| Task to carry out |
Can you give the lines below again with "bounding boxes" changed to "box coordinates", everything else unchanged and the pictures left out?

___

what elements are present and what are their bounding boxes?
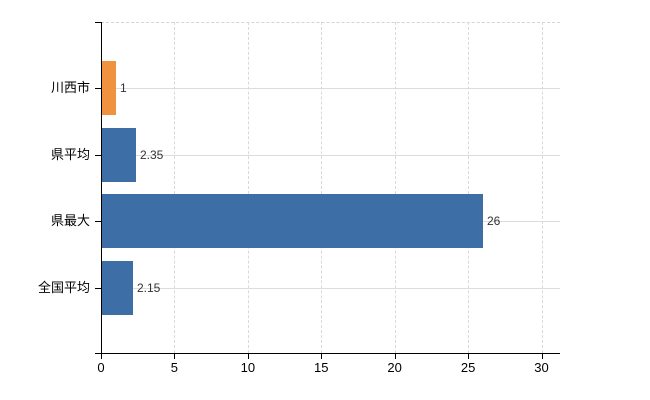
x-tick-label: 25	[460, 360, 476, 375]
y-gridline	[101, 154, 560, 156]
x-gridline	[321, 22, 323, 353]
x-tick-label: 0	[97, 360, 105, 375]
x-gridline	[174, 22, 176, 353]
x-axis-tick	[468, 354, 470, 359]
bar	[102, 194, 483, 248]
bar	[102, 127, 136, 182]
x-axis-tick	[321, 354, 323, 359]
y-gridline	[101, 88, 560, 89]
bar	[102, 61, 116, 115]
x-axis-tick	[247, 354, 249, 359]
x-tick-label: 10	[240, 360, 256, 375]
y-axis-end-tick	[95, 22, 101, 23]
x-axis-tick	[394, 354, 396, 359]
x-tick-label: 15	[314, 360, 329, 375]
y-gridline	[101, 287, 560, 289]
bar-value-label: 2.35	[140, 147, 164, 162]
x-tick-label: 20	[387, 360, 402, 375]
x-gridline	[247, 22, 249, 353]
x-axis-tick	[101, 354, 102, 359]
category-label: 県最大	[50, 213, 90, 228]
y-axis-line	[101, 22, 102, 354]
x-gridline	[541, 22, 543, 353]
x-tick-label: 30	[534, 360, 549, 375]
bar-value-label: 1	[120, 81, 127, 95]
x-tick-label: 5	[170, 360, 179, 375]
y-axis-tick	[95, 287, 101, 289]
bar	[102, 260, 133, 315]
plot-top-border	[101, 22, 560, 23]
category-label: 川西市	[50, 80, 90, 95]
y-axis-end-tick	[95, 353, 101, 354]
y-axis-tick	[95, 221, 101, 222]
x-axis-tick	[541, 354, 543, 359]
category-label: 全国平均	[37, 279, 90, 295]
y-axis-tick	[95, 154, 101, 156]
x-gridline	[394, 22, 396, 353]
x-axis-line	[101, 353, 560, 354]
y-axis-tick	[95, 88, 101, 89]
bar-value-label: 2.15	[137, 280, 161, 295]
category-label: 県平均	[50, 146, 90, 162]
x-axis-tick	[174, 354, 176, 359]
x-gridline	[468, 22, 470, 353]
bar-value-label: 26	[487, 214, 501, 228]
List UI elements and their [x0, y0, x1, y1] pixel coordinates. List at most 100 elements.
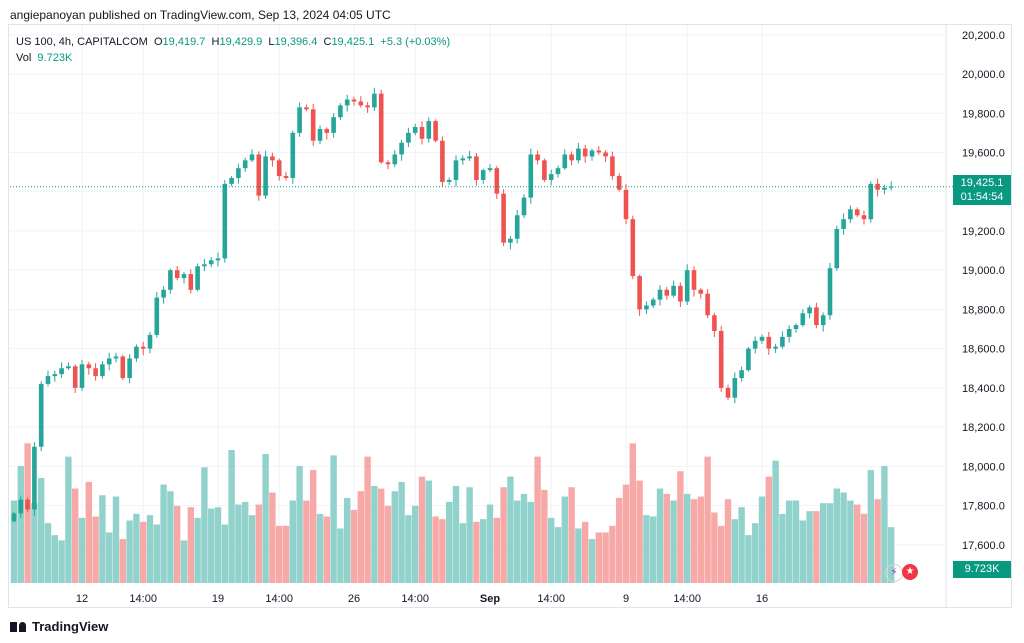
- candle-up: [202, 264, 207, 267]
- candle-up: [215, 258, 221, 261]
- volume-bar: [697, 496, 704, 583]
- candle-up: [79, 364, 85, 388]
- volume-bar: [548, 517, 555, 583]
- candle-down: [351, 99, 357, 102]
- publisher-line: angiepanoyan published on TradingView.co…: [10, 8, 391, 22]
- volume-bar: [344, 497, 351, 583]
- time-tick-label: 14:00: [401, 593, 429, 605]
- candle-up: [521, 197, 527, 216]
- volume-bar: [378, 488, 385, 583]
- candle-up: [732, 378, 738, 398]
- volume-bar: [459, 523, 466, 583]
- candle-down: [535, 154, 540, 161]
- candle-down: [698, 289, 704, 294]
- candle-up: [18, 499, 24, 514]
- candle-down: [501, 193, 506, 243]
- candle-up: [467, 156, 472, 159]
- volume-bar: [289, 500, 296, 583]
- volume-bar: [269, 492, 276, 583]
- volume-bar: [99, 495, 106, 583]
- volume-bar: [24, 443, 31, 583]
- candle-down: [712, 315, 717, 331]
- candle-up: [100, 364, 105, 377]
- volume-bar: [282, 525, 290, 583]
- candle-up: [589, 150, 595, 157]
- volume-bar: [813, 511, 820, 583]
- volume-bar: [126, 520, 133, 583]
- candle-up: [399, 142, 404, 155]
- volume-bar: [296, 465, 303, 583]
- volume-bar: [500, 487, 507, 583]
- grid-lines: [10, 25, 946, 584]
- candle-up: [11, 513, 17, 522]
- candle-down: [691, 270, 697, 290]
- candle-up: [338, 105, 343, 118]
- candle-up: [344, 99, 350, 106]
- candle-up: [888, 186, 894, 188]
- candle-up: [793, 325, 799, 330]
- candle-down: [705, 293, 710, 316]
- volume-bar: [350, 509, 358, 583]
- candle-down: [542, 160, 547, 180]
- chart-pane[interactable]: [8, 24, 1012, 608]
- volume-bar: [534, 456, 541, 583]
- volume-bar: [745, 535, 752, 583]
- volume-bar: [112, 496, 120, 583]
- us-flag-icon[interactable]: ★: [902, 564, 918, 580]
- legend-symbol[interactable]: US 100, 4h, CAPITALCOM: [16, 36, 148, 48]
- volume-bar: [643, 515, 650, 583]
- candle-up: [263, 156, 268, 196]
- volume-bar: [446, 501, 453, 583]
- volume-bar: [255, 504, 262, 583]
- candle-down: [324, 128, 330, 133]
- volume-bar: [310, 469, 317, 583]
- volume-bar: [58, 540, 65, 583]
- candle-up: [236, 168, 241, 178]
- volume-bar: [690, 499, 698, 583]
- candle-down: [603, 152, 608, 157]
- candle-up: [841, 219, 846, 229]
- volume-bar: [663, 493, 670, 583]
- volume-bar: [180, 540, 188, 583]
- candle-down: [378, 93, 384, 163]
- volume-bar: [418, 476, 426, 583]
- candle-up: [168, 270, 173, 290]
- last-price-tag: 19,425.1 01:54:54: [953, 175, 1011, 205]
- volume-bar: [452, 485, 460, 583]
- volume-bar: [616, 497, 623, 583]
- legend-high-label: H: [211, 36, 220, 48]
- volume-bar: [684, 493, 691, 583]
- tradingview-logo[interactable]: TradingView: [10, 619, 108, 634]
- candle-down: [637, 276, 642, 310]
- volume-bar: [820, 503, 827, 583]
- legend-low: 19,396.4: [274, 36, 318, 48]
- legend-vol-label[interactable]: Vol: [16, 52, 32, 64]
- volume-bar: [493, 517, 500, 583]
- volume-bar: [146, 515, 154, 583]
- candle-up: [127, 358, 132, 379]
- volume-bar: [656, 488, 664, 583]
- price-tick-label: 19,800.0: [962, 108, 1005, 120]
- volume-bar: [167, 491, 174, 583]
- candle-up: [297, 107, 302, 133]
- candle-up: [739, 370, 744, 379]
- price-tick-label: 20,200.0: [962, 30, 1005, 42]
- volume-bar: [718, 525, 725, 583]
- candle-down: [25, 499, 30, 510]
- volume-bar: [833, 488, 840, 583]
- volume-bar: [228, 450, 235, 583]
- candle-up: [106, 358, 112, 365]
- volume-bar: [432, 516, 439, 583]
- candle-down: [861, 215, 867, 220]
- candle-up: [780, 336, 785, 347]
- volume-bar: [323, 516, 330, 583]
- flash-icon[interactable]: ⚡: [885, 564, 903, 582]
- volume-bar: [650, 516, 657, 583]
- candle-down: [569, 154, 574, 161]
- candle-up: [834, 228, 840, 269]
- candle-down: [93, 368, 98, 377]
- legend: US 100, 4h, CAPITALCOM O19,419.7 H19,429…: [16, 34, 450, 66]
- candle-down: [419, 126, 425, 139]
- volume-bar: [303, 500, 310, 583]
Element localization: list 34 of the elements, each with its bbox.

___

| Expected answer |
what elements are present and what are their box coordinates?
x-tick-label: 25	[460, 360, 476, 375]
y-gridline	[101, 154, 560, 156]
x-gridline	[321, 22, 323, 353]
x-tick-label: 0	[97, 360, 105, 375]
x-gridline	[174, 22, 176, 353]
x-axis-tick	[468, 354, 470, 359]
bar	[102, 194, 483, 248]
bar	[102, 127, 136, 182]
x-axis-tick	[321, 354, 323, 359]
y-gridline	[101, 88, 560, 89]
bar	[102, 61, 116, 115]
x-axis-tick	[247, 354, 249, 359]
x-tick-label: 10	[240, 360, 256, 375]
y-axis-end-tick	[95, 22, 101, 23]
x-axis-tick	[394, 354, 396, 359]
x-tick-label: 15	[314, 360, 329, 375]
y-gridline	[101, 287, 560, 289]
bar-value-label: 2.35	[140, 147, 164, 162]
x-tick-label: 20	[387, 360, 402, 375]
x-gridline	[247, 22, 249, 353]
x-axis-tick	[101, 354, 102, 359]
category-label: 県最大	[50, 213, 90, 228]
y-axis-line	[101, 22, 102, 354]
x-gridline	[541, 22, 543, 353]
x-tick-label: 30	[534, 360, 549, 375]
bar-value-label: 1	[120, 81, 127, 95]
x-tick-label: 5	[170, 360, 179, 375]
y-axis-tick	[95, 287, 101, 289]
bar	[102, 260, 133, 315]
plot-top-border	[101, 22, 560, 23]
category-label: 川西市	[50, 80, 90, 95]
y-axis-end-tick	[95, 353, 101, 354]
y-axis-tick	[95, 221, 101, 222]
x-axis-tick	[541, 354, 543, 359]
category-label: 全国平均	[37, 279, 90, 295]
y-axis-tick	[95, 154, 101, 156]
x-gridline	[394, 22, 396, 353]
x-axis-line	[101, 353, 560, 354]
y-axis-tick	[95, 88, 101, 89]
bar-value-label: 2.15	[137, 280, 161, 295]
category-label: 県平均	[50, 146, 90, 162]
x-axis-tick	[174, 354, 176, 359]
x-gridline	[468, 22, 470, 353]
bar-value-label: 26	[487, 214, 501, 228]
List UI elements and their [x0, y0, x1, y1] pixel coordinates. List at most 100 elements.
- candle-up: [202, 264, 207, 267]
- candle-up: [215, 258, 221, 261]
- volume-bar: [697, 496, 704, 583]
- candle-up: [79, 364, 85, 388]
- volume-bar: [548, 517, 555, 583]
- candle-down: [351, 99, 357, 102]
- publisher-line: angiepanoyan published on TradingView.co…: [10, 8, 391, 22]
- volume-bar: [344, 497, 351, 583]
- time-tick-label: 14:00: [401, 593, 429, 605]
- candle-up: [521, 197, 527, 216]
- volume-bar: [378, 488, 385, 583]
- candle-up: [732, 378, 738, 398]
- volume-bar: [459, 523, 466, 583]
- candle-down: [535, 154, 540, 161]
- candle-down: [698, 289, 704, 294]
- candle-up: [18, 499, 24, 514]
- candle-down: [501, 193, 506, 243]
- candle-up: [467, 156, 472, 159]
- volume-bar: [289, 500, 296, 583]
- volume-bar: [269, 492, 276, 583]
- volume-bar: [99, 495, 106, 583]
- volume-bar: [24, 443, 31, 583]
- candle-down: [712, 315, 717, 331]
- candle-up: [100, 364, 105, 377]
- volume-bar: [282, 525, 290, 583]
- candle-up: [589, 150, 595, 157]
- volume-bar: [813, 511, 820, 583]
- volume-bar: [126, 520, 133, 583]
- candle-up: [399, 142, 404, 155]
- volume-bar: [296, 465, 303, 583]
- volume-bar: [500, 487, 507, 583]
- grid-lines: [10, 25, 946, 584]
- candle-up: [11, 513, 17, 522]
- candle-down: [691, 270, 697, 290]
- candle-up: [338, 105, 343, 118]
- candle-up: [344, 99, 350, 106]
- candle-up: [888, 186, 894, 188]
- candle-up: [793, 325, 799, 330]
- candle-down: [705, 293, 710, 316]
- volume-bar: [350, 509, 358, 583]
- candle-down: [542, 160, 547, 180]
- chart-pane[interactable]: [8, 24, 1012, 608]
- volume-bar: [534, 456, 541, 583]
- volume-bar: [745, 535, 752, 583]
- volume-bar: [112, 496, 120, 583]
- us-flag-icon[interactable]: ★: [902, 564, 918, 580]
- legend-symbol[interactable]: US 100, 4h, CAPITALCOM: [16, 36, 148, 48]
- volume-bar: [643, 515, 650, 583]
- candle-up: [263, 156, 268, 196]
- volume-bar: [446, 501, 453, 583]
- volume-bar: [255, 504, 262, 583]
- candle-down: [324, 128, 330, 133]
- volume-bar: [310, 469, 317, 583]
- volume-bar: [58, 540, 65, 583]
- candle-up: [236, 168, 241, 178]
- volume-bar: [690, 499, 698, 583]
- candle-down: [603, 152, 608, 157]
- candle-up: [841, 219, 846, 229]
- volume-bar: [663, 493, 670, 583]
- volume-bar: [180, 540, 188, 583]
- candle-down: [378, 93, 384, 163]
- volume-bar: [418, 476, 426, 583]
- candle-up: [168, 270, 173, 290]
- last-price-tag: 19,425.1 01:54:54: [953, 175, 1011, 205]
- volume-bar: [452, 485, 460, 583]
- volume-bar: [616, 497, 623, 583]
- legend-high-label: H: [211, 36, 220, 48]
- volume-bar: [684, 493, 691, 583]
- tradingview-logo[interactable]: TradingView: [10, 619, 108, 634]
- candle-down: [637, 276, 642, 310]
- volume-bar: [820, 503, 827, 583]
- legend-low: 19,396.4: [274, 36, 318, 48]
- legend-vol-label[interactable]: Vol: [16, 52, 32, 64]
- volume-bar: [493, 517, 500, 583]
- volume-bar: [146, 515, 154, 583]
- candle-up: [127, 358, 132, 379]
- volume-bar: [656, 488, 664, 583]
- price-tick-label: 19,800.0: [962, 108, 1005, 120]
- volume-bar: [167, 491, 174, 583]
- candle-up: [297, 107, 302, 133]
- candle-up: [739, 370, 744, 379]
- price-tick-label: 20,200.0: [962, 30, 1005, 42]
- volume-bar: [718, 525, 725, 583]
- candle-down: [25, 499, 30, 510]
- volume-bar: [833, 488, 840, 583]
- volume-bar: [228, 450, 235, 583]
- candle-up: [106, 358, 112, 365]
- volume-bar: [432, 516, 439, 583]
- candle-down: [861, 215, 867, 220]
- candle-up: [780, 336, 785, 347]
- volume-bar: [323, 516, 330, 583]
- flash-icon[interactable]: ⚡: [885, 564, 903, 582]
- volume-bar: [650, 516, 657, 583]
- candle-down: [569, 154, 574, 161]
- candle-up: [834, 228, 840, 269]
- candle-down: [93, 368, 98, 377]
- legend: US 100, 4h, CAPITALCOM O19,419.7 H19,429…: [16, 34, 450, 66]
- candle-down: [419, 126, 425, 139]
- volume-bar: [303, 500, 310, 583]
Element localization: list 34 of the elements, each with its bbox.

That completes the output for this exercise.